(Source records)
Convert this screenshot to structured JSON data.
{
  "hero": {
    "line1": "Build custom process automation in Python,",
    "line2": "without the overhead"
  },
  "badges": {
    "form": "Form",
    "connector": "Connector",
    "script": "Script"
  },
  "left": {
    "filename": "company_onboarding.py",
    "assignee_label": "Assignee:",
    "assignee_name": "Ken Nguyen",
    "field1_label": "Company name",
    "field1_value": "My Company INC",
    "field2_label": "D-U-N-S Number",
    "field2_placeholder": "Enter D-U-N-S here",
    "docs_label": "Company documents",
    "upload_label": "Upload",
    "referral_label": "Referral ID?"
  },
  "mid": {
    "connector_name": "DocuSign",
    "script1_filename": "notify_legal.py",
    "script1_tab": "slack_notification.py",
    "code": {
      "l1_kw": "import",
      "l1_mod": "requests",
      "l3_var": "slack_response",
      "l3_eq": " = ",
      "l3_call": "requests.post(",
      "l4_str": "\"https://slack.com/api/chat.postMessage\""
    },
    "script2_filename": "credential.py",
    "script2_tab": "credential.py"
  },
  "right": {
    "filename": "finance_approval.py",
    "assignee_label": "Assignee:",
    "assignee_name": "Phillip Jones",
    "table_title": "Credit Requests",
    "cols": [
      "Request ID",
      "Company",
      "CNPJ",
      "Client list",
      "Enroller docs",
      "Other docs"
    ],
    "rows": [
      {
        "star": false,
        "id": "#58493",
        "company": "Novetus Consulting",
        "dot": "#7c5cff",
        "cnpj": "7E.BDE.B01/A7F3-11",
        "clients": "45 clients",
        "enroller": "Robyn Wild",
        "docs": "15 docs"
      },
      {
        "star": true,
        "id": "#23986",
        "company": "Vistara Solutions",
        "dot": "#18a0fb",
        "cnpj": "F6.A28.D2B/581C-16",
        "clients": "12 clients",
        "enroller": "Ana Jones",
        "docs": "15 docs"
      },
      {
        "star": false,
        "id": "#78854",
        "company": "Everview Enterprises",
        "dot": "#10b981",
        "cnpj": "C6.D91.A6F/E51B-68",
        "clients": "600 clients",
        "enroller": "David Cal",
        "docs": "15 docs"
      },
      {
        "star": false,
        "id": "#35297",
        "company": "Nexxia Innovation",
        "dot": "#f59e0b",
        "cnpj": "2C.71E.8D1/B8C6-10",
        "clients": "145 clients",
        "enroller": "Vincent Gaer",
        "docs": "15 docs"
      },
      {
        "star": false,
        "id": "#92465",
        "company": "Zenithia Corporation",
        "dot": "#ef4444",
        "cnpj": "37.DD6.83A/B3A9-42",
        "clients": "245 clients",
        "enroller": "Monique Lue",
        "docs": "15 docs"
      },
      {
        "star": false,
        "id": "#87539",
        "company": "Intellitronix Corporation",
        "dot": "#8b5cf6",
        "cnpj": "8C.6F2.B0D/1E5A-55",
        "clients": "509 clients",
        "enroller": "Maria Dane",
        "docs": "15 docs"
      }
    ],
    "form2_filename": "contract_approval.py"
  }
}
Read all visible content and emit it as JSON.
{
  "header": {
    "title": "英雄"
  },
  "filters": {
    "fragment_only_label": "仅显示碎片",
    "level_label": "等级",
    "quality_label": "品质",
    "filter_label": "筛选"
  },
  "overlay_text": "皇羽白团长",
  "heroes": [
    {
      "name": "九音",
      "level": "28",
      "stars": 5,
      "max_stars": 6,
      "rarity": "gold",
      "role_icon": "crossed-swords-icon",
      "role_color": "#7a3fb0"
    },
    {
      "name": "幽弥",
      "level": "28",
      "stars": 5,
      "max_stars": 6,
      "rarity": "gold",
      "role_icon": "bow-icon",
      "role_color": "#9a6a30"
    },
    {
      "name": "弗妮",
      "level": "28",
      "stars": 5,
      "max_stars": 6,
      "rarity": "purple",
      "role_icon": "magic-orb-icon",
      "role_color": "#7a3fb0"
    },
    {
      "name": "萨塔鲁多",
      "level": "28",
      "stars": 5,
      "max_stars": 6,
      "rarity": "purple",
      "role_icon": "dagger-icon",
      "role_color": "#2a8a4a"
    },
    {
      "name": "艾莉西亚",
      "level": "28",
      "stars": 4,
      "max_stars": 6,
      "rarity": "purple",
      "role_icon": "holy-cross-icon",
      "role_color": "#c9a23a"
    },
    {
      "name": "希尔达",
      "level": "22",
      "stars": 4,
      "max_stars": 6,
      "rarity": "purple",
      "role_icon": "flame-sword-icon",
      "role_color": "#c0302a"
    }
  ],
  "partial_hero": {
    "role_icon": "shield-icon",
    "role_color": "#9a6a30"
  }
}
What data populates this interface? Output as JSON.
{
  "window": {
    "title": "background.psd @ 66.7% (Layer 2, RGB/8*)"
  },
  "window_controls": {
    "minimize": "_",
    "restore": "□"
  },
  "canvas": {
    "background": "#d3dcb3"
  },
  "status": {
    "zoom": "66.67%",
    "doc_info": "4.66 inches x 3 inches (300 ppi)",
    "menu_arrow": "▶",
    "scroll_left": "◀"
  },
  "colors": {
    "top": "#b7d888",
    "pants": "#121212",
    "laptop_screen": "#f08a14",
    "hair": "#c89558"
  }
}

§ **TO DO**
From the listing above, extract every line exactly as it stands.

§ **REPLY**
Convert this screenshot to structured JSON data.
{
  "hero": {
    "line1": "Build custom process automation in Python,",
    "line2": "without the overhead"
  },
  "badges": {
    "form": "Form",
    "connector": "Connector",
    "script": "Script"
  },
  "left": {
    "filename": "company_onboarding.py",
    "assignee_label": "Assignee:",
    "assignee_name": "Ken Nguyen",
    "field1_label": "Company name",
    "field1_value": "My Company INC",
    "field2_label": "D-U-N-S Number",
    "field2_placeholder": "Enter D-U-N-S here",
    "docs_label": "Company documents",
    "upload_label": "Upload",
    "referral_label": "Referral ID?"
  },
  "mid": {
    "connector_name": "DocuSign",
    "script1_filename": "notify_legal.py",
    "script1_tab": "slack_notification.py",
    "code": {
      "l1_kw": "import",
      "l1_mod": "requests",
      "l3_var": "slack_response",
      "l3_eq": " = ",
      "l3_call": "requests.post(",
      "l4_str": "\"https://slack.com/api/chat.postMessage\""
    },
    "script2_filename": "credential.py",
    "script2_tab": "credential.py"
  },
  "right": {
    "filename": "finance_approval.py",
    "assignee_label": "Assignee:",
    "assignee_name": "Phillip Jones",
    "table_title": "Credit Requests",
    "cols": [
      "Request ID",
      "Company",
      "CNPJ",
      "Client list",
      "Enroller docs",
      "Other docs"
    ],
    "rows": [
      {
        "star": false,
        "id": "#58493",
        "company": "Novetus Consulting",
        "dot": "#7c5cff",
        "cnpj": "7E.BDE.B01/A7F3-11",
        "clients": "45 clients",
        "enroller": "Robyn Wild",
        "docs": "15 docs"
      },
      {
        "star": true,
        "id": "#23986",
        "company": "Vistara Solutions",
        "dot": "#18a0fb",
        "cnpj": "F6.A28.D2B/581C-16",
        "clients": "12 clients",
        "enroller": "Ana Jones",
        "docs": "15 docs"
      },
      {
        "star": false,
        "id": "#78854",
        "company": "Everview Enterprises",
        "dot": "#10b981",
        "cnpj": "C6.D91.A6F/E51B-68",
        "clients": "600 clients",
        "enroller": "David Cal",
        "docs": "15 docs"
      },
      {
        "star": false,
        "id": "#35297",
        "company": "Nexxia Innovation",
        "dot": "#f59e0b",
        "cnpj": "2C.71E.8D1/B8C6-10",
        "clients": "145 clients",
        "enroller": "Vincent Gaer",
        "docs": "15 docs"
      },
      {
        "star": false,
        "id": "#92465",
        "company": "Zenithia Corporation",
        "dot": "#ef4444",
        "cnpj": "37.DD6.83A/B3A9-42",
        "clients": "245 clients",
        "enroller": "Monique Lue",
        "docs": "15 docs"
      },
      {
        "star": false,
        "id": "#87539",
        "company": "Intellitronix Corporation",
        "dot": "#8b5cf6",
        "cnpj": "8C.6F2.B0D/1E5A-55",
        "clients": "509 clients",
        "enroller": "Maria Dane",
        "docs": "15 docs"
      }
    ],
    "form2_filename": "contract_approval.py"
  }
}
Read all visible content and emit it as JSON.
{
  "header": {
    "title": "英雄"
  },
  "filters": {
    "fragment_only_label": "仅显示碎片",
    "level_label": "等级",
    "quality_label": "品质",
    "filter_label": "筛选"
  },
  "overlay_text": "皇羽白团长",
  "heroes": [
    {
      "name": "九音",
      "level": "28",
      "stars": 5,
      "max_stars": 6,
      "rarity": "gold",
      "role_icon": "crossed-swords-icon",
      "role_color": "#7a3fb0"
    },
    {
      "name": "幽弥",
      "level": "28",
      "stars": 5,
      "max_stars": 6,
      "rarity": "gold",
      "role_icon": "bow-icon",
      "role_color": "#9a6a30"
    },
    {
      "name": "弗妮",
      "level": "28",
      "stars": 5,
      "max_stars": 6,
      "rarity": "purple",
      "role_icon": "magic-orb-icon",
      "role_color": "#7a3fb0"
    },
    {
      "name": "萨塔鲁多",
      "level": "28",
      "stars": 5,
      "max_stars": 6,
      "rarity": "purple",
      "role_icon": "dagger-icon",
      "role_color": "#2a8a4a"
    },
    {
      "name": "艾莉西亚",
      "level": "28",
      "stars": 4,
      "max_stars": 6,
      "rarity": "purple",
      "role_icon": "holy-cross-icon",
      "role_color": "#c9a23a"
    },
    {
      "name": "希尔达",
      "level": "22",
      "stars": 4,
      "max_stars": 6,
      "rarity": "purple",
      "role_icon": "flame-sword-icon",
      "role_color": "#c0302a"
    }
  ],
  "partial_hero": {
    "role_icon": "shield-icon",
    "role_color": "#9a6a30"
  }
}
What data populates this interface? Output as JSON.
{
  "window": {
    "title": "background.psd @ 66.7% (Layer 2, RGB/8*)"
  },
  "window_controls": {
    "minimize": "_",
    "restore": "□"
  },
  "canvas": {
    "background": "#d3dcb3"
  },
  "status": {
    "zoom": "66.67%",
    "doc_info": "4.66 inches x 3 inches (300 ppi)",
    "menu_arrow": "▶",
    "scroll_left": "◀"
  },
  "colors": {
    "top": "#b7d888",
    "pants": "#121212",
    "laptop_screen": "#f08a14",
    "hair": "#c89558"
  }
}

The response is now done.